### AIM OF THE EXERCISE
Compute the number of lines that include the string "Obligations", then output that number and nothing else.

** Start of RECORDS SHOWN **

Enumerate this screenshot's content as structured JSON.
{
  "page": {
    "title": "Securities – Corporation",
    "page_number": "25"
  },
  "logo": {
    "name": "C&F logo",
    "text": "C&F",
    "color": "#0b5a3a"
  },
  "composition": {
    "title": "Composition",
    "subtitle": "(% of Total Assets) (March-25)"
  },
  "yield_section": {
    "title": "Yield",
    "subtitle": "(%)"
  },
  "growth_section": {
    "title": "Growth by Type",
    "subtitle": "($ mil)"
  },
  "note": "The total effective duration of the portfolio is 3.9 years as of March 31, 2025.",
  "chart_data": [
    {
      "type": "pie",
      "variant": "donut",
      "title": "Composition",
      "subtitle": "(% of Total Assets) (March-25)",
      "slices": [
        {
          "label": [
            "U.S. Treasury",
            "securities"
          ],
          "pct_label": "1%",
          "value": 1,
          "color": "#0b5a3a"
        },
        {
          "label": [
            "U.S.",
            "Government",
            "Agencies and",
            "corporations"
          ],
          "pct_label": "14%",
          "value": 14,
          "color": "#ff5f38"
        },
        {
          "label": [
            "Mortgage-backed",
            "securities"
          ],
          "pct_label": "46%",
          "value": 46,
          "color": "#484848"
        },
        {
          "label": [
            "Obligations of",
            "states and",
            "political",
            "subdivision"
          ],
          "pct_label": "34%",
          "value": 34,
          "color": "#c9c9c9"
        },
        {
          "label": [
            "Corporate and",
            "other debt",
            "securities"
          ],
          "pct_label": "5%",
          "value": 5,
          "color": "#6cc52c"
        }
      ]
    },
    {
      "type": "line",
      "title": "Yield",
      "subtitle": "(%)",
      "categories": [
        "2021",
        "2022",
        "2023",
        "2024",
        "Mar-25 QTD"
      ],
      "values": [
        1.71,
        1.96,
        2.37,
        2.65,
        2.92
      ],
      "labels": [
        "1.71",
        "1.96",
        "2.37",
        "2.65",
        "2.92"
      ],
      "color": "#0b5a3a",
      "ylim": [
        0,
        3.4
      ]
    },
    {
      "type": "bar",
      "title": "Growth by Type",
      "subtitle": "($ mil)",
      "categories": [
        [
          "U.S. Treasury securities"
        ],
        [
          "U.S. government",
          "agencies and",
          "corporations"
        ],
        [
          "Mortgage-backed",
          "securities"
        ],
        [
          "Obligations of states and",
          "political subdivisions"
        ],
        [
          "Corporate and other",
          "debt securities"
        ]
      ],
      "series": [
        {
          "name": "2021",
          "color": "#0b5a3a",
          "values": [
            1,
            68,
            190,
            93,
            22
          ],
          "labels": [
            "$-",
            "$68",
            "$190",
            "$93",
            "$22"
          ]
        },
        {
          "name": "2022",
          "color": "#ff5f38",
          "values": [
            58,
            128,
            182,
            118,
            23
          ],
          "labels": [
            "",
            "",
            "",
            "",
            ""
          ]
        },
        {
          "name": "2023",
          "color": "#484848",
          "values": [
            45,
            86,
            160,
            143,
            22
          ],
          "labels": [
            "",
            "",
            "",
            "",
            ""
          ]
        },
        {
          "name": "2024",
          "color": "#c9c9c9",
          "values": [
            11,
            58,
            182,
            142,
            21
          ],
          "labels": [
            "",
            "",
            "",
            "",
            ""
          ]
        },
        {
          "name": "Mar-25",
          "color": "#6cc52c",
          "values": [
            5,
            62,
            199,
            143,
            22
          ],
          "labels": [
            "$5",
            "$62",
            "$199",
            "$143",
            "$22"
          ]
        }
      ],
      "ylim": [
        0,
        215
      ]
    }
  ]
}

** End of RECORDS SHOWN **

### RESPONSE TO THE TASK
2